### [Aim of the task]
Pick out each line containing the string "关于召开" and copy it.

### [Exercise materials]
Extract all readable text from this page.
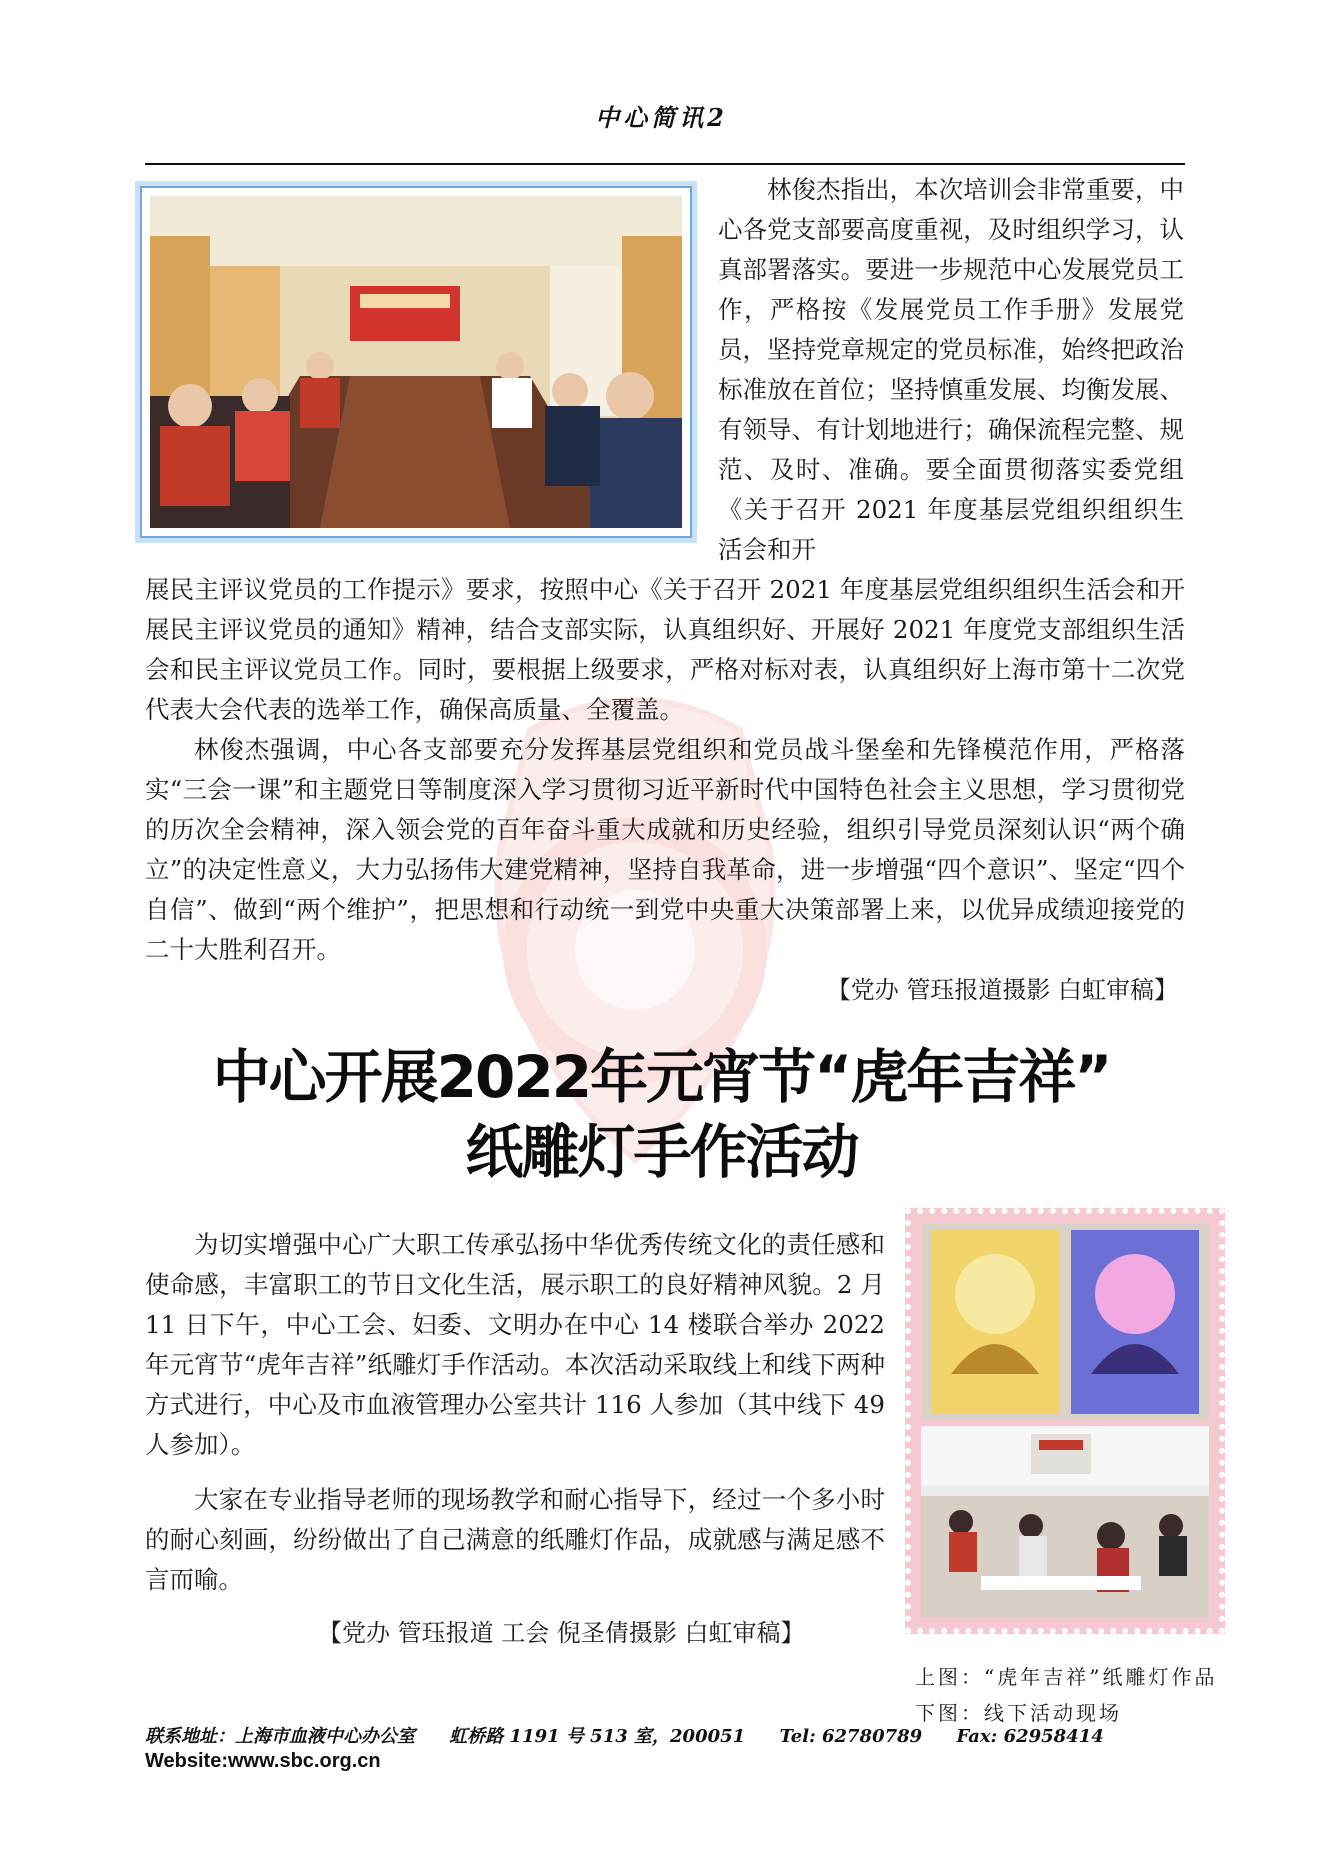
中心简讯2

林俊杰指出，本次培训会非常重要，中心各党支部要高度重视，及时组织学习，认真部署落实。要进一步规范中心发展党员工作，严格按《发展党员工作手册》发展党员，坚持党章规定的党员标准，始终把政治标准放在首位；坚持慎重发展、均衡发展、有领导、有计划地进行；确保流程完整、规范、及时、准确。要全面贯彻落实委党组《关于召开 2021 年度基层党组织组织生活会和开

展民主评议党员的工作提示》要求，按照中心《关于召开 2021 年度基层党组织组织生活会和开展民主评议党员的通知》精神，结合支部实际，认真组织好、开展好 2021 年度党支部组织生活会和民主评议党员工作。同时，要根据上级要求，严格对标对表，认真组织好上海市第十二次党代表大会代表的选举工作，确保高质量、全覆盖。

林俊杰强调，中心各支部要充分发挥基层党组织和党员战斗堡垒和先锋模范作用，严格落实“三会一课”和主题党日等制度深入学习贯彻习近平新时代中国特色社会主义思想，学习贯彻党的历次全会精神，深入领会党的百年奋斗重大成就和历史经验，组织引导党员深刻认识“两个确立”的决定性意义，大力弘扬伟大建党精神，坚持自我革命，进一步增强“四个意识”、坚定“四个自信”、做到“两个维护”，把思想和行动统一到党中央重大决策部署上来，以优异成绩迎接党的二十大胜利召开。

【党办 管珏报道摄影 白虹审稿】
中心开展2022年元宵节“虎年吉祥”
纸雕灯手作活动

为切实增强中心广大职工传承弘扬中华优秀传统文化的责任感和使命感，丰富职工的节日文化生活，展示职工的良好精神风貌。2 月 11 日下午，中心工会、妇委、文明办在中心 14 楼联合举办 2022 年元宵节“虎年吉祥”纸雕灯手作活动。本次活动采取线上和线下两种方式进行，中心及市血液管理办公室共计 116 人参加（其中线下 49 人参加）。

大家在专业指导老师的现场教学和耐心指导下，经过一个多小时的耐心刻画，纷纷做出了自己满意的纸雕灯作品，成就感与满足感不言而喻。

【党办 管珏报道 工会 倪圣倩摄影 白虹审稿】
上图：“虎年吉祥”纸雕灯作品
下图：线下活动现场
联系地址：上海市血液中心办公室 虹桥路 1191 号 513 室，200051 Tel: 62780789 Fax: 62958414
Website:www.sbc.org.cn
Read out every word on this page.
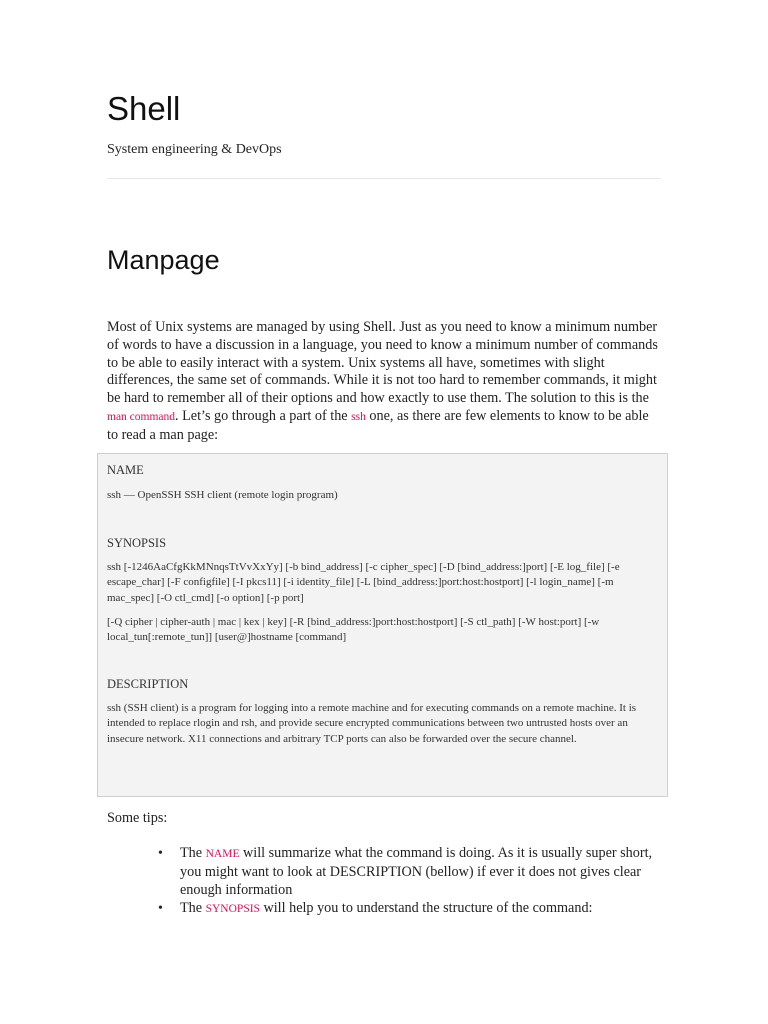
Shell

System engineering & DevOps

Manpage

Most of Unix systems are managed by using Shell. Just as you need to know a minimum number of words to have a discussion in a language, you need to know a minimum number of commands to be able to easily interact with a system. Unix systems all have, sometimes with slight differences, the same set of commands. While it is not too hard to remember commands, it might be hard to remember all of their options and how exactly to use them. The solution to this is the man command. Let’s go through a part of the ssh one, as there are few elements to know to be able to read a man page:

NAME

ssh — OpenSSH SSH client (remote login program)

SYNOPSIS

ssh [-1246AaCfgKkMNnqsTtVvXxYy] [-b bind_address] [-c cipher_spec] [-D [bind_address:]port] [-E log_file] [-e escape_char] [-F configfile] [-I pkcs11] [-i identity_file] [-L [bind_address:]port:host:hostport] [-l login_name] [-m mac_spec] [-O ctl_cmd] [-o option] [-p port]

[-Q cipher | cipher-auth | mac | kex | key] [-R [bind_address:]port:host:hostport] [-S ctl_path] [-W host:port] [-w local_tun[:remote_tun]] [user@]hostname [command]

DESCRIPTION

ssh (SSH client) is a program for logging into a remote machine and for executing commands on a remote machine. It is intended to replace rlogin and rsh, and provide secure encrypted communications between two untrusted hosts over an insecure network. X11 connections and arbitrary TCP ports can also be forwarded over the secure channel.

Some tips:

• The NAME will summarize what the command is doing. As it is usually super short, you might want to look at DESCRIPTION (bellow) if ever it does not gives clear enough information
• The SYNOPSIS will help you to understand the structure of the command:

### [Exercise output]
林俊杰指出，本次培训会非常重要，中心各党支部要高度重视，及时组织学习，认真部署落实。要进一步规范中心发展党员工作，严格按《发展党员工作手册》发展党员，坚持党章规定的党员标准，始终把政治标准放在首位；坚持慎重发展、均衡发展、有领导、有计划地进行；确保流程完整、规范、及时、准确。要全面贯彻落实委党组《关于召开 2021 年度基层党组织组织生活会和开
展民主评议党员的工作提示》要求，按照中心《关于召开 2021 年度基层党组织组织生活会和开展民主评议党员的通知》精神，结合支部实际，认真组织好、开展好 2021 年度党支部组织生活会和民主评议党员工作。同时，要根据上级要求，严格对标对表，认真组织好上海市第十二次党代表大会代表的选举工作，确保高质量、全覆盖。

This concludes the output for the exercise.